[Figure dataset records]
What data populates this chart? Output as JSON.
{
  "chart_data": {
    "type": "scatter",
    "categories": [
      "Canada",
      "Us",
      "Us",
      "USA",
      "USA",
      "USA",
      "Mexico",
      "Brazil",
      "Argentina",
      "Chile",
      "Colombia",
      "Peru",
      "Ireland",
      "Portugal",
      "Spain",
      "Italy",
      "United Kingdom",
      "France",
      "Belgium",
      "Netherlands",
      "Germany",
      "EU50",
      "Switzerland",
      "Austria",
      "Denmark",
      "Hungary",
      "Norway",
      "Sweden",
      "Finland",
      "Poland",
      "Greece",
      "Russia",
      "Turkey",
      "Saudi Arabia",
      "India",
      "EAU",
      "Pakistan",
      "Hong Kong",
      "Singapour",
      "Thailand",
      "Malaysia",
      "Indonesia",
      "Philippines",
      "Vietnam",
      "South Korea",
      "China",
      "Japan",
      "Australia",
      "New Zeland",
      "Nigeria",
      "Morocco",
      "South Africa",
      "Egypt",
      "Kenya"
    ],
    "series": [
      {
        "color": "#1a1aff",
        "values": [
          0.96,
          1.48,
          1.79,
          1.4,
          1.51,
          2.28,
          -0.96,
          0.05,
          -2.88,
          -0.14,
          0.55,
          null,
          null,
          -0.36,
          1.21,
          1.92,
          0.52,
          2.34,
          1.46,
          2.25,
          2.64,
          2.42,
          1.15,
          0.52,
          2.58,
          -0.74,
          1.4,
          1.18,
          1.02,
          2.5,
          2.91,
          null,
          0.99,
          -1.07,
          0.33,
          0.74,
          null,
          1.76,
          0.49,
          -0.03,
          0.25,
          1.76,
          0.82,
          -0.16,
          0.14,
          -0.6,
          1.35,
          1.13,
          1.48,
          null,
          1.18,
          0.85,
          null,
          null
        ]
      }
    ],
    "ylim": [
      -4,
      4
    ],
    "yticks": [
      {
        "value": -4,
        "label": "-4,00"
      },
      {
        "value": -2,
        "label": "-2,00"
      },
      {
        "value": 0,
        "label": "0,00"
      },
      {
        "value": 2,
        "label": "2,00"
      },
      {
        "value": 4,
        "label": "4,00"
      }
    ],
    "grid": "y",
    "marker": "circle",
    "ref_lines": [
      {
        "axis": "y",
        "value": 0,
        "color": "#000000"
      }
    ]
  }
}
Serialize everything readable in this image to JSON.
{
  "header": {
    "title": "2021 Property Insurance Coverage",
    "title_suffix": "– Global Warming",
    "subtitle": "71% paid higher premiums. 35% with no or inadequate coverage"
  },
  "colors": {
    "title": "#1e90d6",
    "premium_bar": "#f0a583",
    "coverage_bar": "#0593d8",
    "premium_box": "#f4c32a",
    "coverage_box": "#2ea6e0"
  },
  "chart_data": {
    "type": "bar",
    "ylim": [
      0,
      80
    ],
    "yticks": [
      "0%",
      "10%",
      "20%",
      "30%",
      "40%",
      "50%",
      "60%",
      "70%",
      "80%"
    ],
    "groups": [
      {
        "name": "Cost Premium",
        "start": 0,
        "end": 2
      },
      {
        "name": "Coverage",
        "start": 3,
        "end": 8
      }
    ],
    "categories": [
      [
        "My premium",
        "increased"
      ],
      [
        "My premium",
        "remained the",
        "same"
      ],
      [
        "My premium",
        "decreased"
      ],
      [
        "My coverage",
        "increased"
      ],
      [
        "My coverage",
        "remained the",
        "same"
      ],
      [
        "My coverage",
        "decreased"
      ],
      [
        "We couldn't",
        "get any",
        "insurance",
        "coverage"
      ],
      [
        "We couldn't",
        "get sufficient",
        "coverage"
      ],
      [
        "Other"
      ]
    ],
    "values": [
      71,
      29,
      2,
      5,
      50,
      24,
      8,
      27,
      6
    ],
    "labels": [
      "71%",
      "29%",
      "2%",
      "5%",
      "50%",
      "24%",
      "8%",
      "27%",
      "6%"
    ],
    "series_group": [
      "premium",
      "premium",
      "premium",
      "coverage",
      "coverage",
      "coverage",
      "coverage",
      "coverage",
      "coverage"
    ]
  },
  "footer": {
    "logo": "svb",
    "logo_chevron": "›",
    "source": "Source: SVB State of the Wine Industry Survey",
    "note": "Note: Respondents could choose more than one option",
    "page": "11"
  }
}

## THE PROBLEM
Go over the data above and copy every line that has the word "this" in it.

## COMPLETE ANSWER
What data populates this chart? Output as JSON.
Serialize everything readable in this image to JSON.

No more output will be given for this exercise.